[SET TASK]:
Every line that contains "Analysis" counts once; give the total number of such lines, with no other words.

[Stored entries]
* * *
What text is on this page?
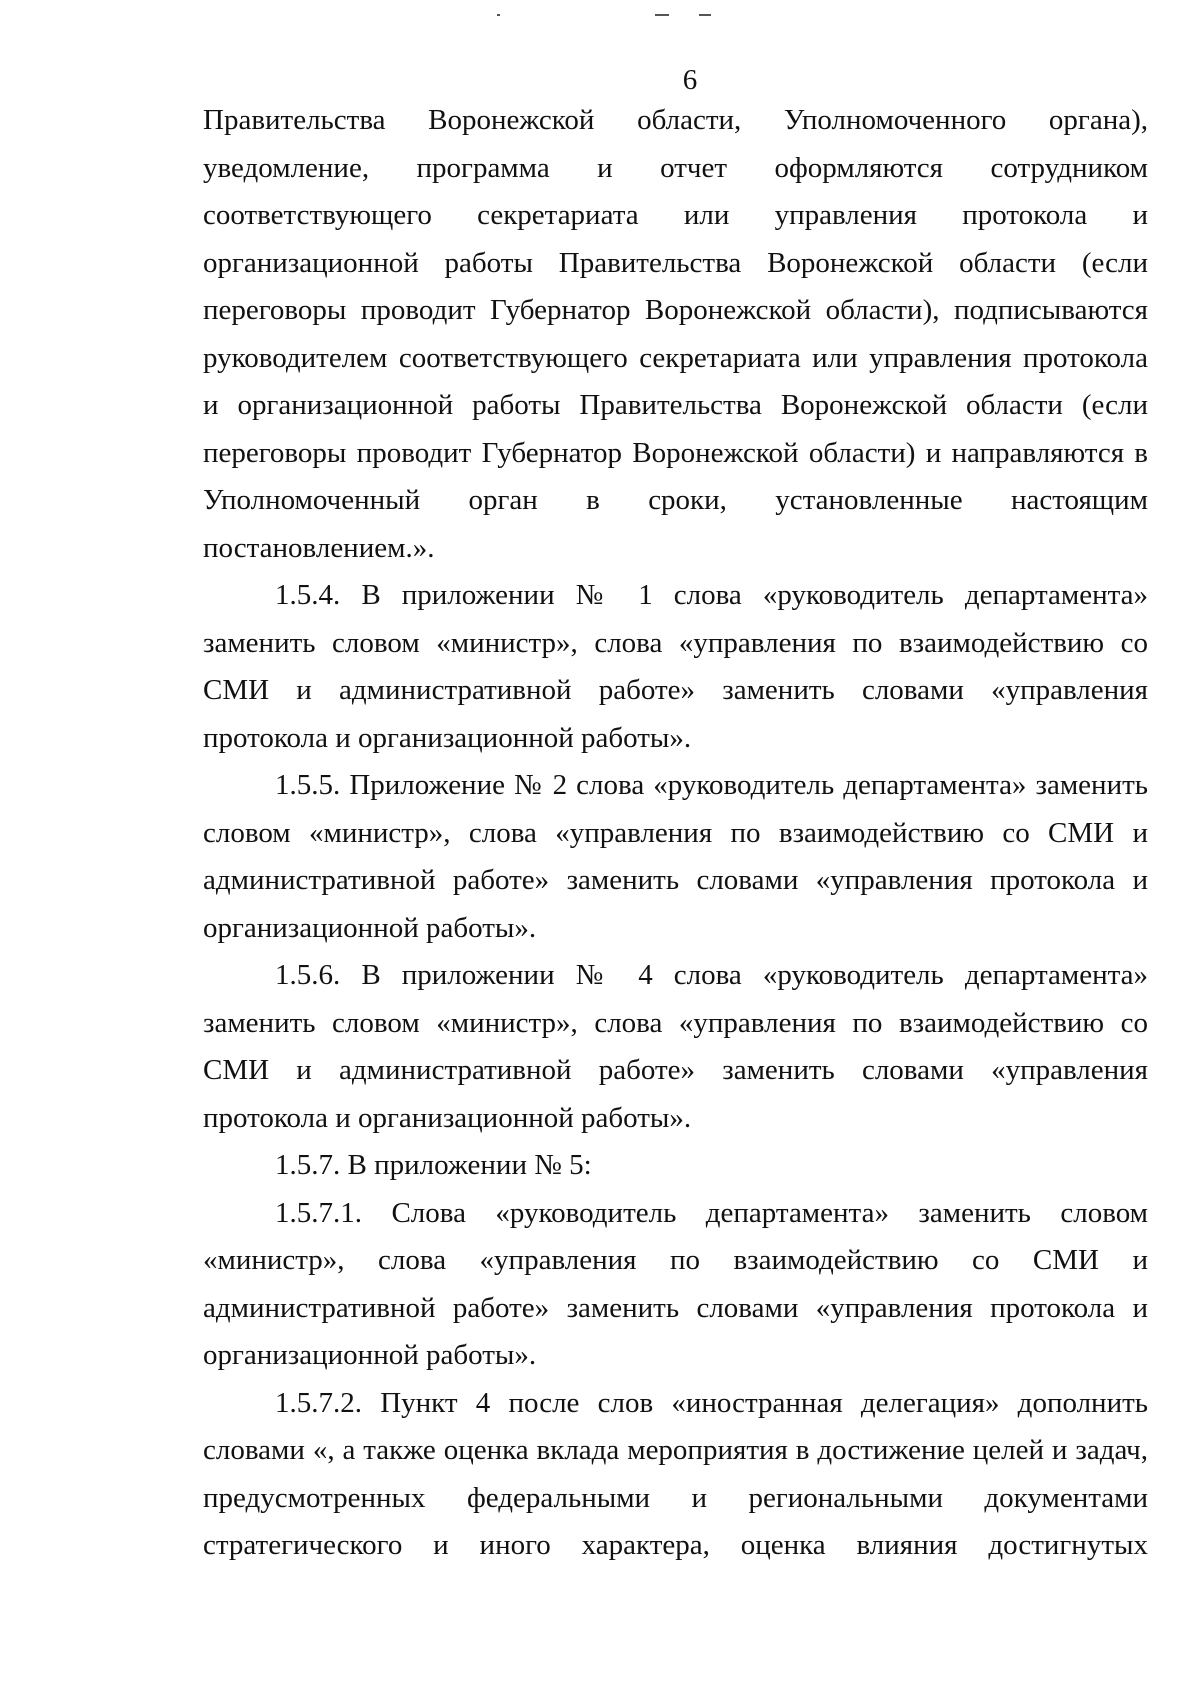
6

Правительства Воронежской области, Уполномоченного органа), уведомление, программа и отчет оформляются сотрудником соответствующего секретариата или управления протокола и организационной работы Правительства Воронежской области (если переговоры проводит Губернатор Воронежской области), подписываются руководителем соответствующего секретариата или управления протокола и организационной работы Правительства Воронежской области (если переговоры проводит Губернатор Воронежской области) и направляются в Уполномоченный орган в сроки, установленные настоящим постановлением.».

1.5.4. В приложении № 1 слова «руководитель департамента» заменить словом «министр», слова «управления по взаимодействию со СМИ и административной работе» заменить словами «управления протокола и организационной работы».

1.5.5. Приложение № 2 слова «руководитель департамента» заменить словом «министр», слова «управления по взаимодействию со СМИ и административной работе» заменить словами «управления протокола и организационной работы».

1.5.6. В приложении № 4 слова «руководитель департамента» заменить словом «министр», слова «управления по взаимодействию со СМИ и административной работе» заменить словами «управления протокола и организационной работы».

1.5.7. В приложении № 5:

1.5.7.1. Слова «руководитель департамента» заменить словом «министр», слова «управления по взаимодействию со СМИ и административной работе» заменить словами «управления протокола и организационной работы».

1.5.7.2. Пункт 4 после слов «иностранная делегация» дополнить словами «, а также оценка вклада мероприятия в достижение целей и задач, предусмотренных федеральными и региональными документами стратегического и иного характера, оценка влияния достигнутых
* * *
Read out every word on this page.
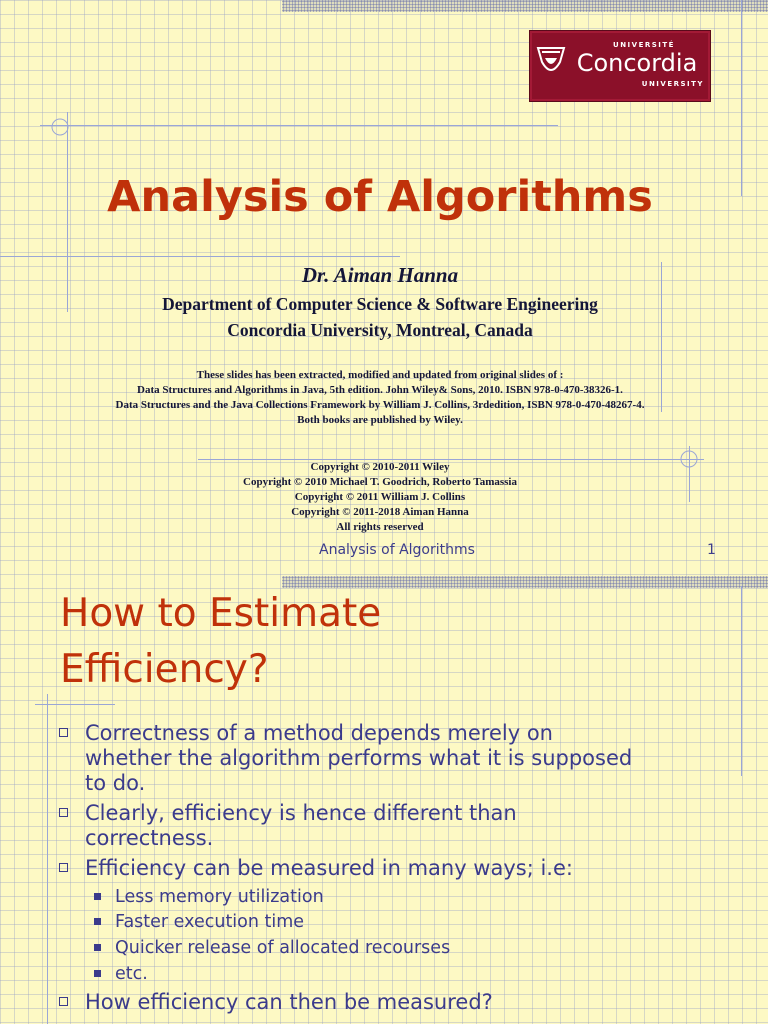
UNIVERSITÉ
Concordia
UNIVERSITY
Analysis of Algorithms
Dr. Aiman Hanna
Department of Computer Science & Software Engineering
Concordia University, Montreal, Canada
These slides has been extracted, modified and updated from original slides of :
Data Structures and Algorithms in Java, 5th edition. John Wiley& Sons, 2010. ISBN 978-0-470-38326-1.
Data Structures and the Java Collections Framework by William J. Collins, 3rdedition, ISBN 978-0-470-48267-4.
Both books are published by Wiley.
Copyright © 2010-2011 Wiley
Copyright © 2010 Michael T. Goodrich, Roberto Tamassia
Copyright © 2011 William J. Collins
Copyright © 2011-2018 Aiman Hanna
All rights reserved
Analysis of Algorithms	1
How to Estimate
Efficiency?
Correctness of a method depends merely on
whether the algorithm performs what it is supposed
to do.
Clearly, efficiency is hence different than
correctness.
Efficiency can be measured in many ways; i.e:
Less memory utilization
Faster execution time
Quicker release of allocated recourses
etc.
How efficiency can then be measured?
* * *
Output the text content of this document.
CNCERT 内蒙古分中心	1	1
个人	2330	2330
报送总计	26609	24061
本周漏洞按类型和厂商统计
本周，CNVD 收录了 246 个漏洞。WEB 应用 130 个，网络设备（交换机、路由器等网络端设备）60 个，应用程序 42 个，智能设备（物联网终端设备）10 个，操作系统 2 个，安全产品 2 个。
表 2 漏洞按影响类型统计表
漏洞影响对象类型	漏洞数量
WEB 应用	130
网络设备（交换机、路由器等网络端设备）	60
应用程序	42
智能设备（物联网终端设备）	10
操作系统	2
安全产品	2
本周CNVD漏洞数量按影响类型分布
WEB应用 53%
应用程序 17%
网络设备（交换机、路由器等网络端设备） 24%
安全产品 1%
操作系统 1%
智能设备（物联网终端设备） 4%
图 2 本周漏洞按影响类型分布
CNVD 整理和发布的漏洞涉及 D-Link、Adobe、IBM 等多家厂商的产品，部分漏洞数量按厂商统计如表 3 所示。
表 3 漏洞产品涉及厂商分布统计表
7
* * *
[FINISHED EXERCISE]:
2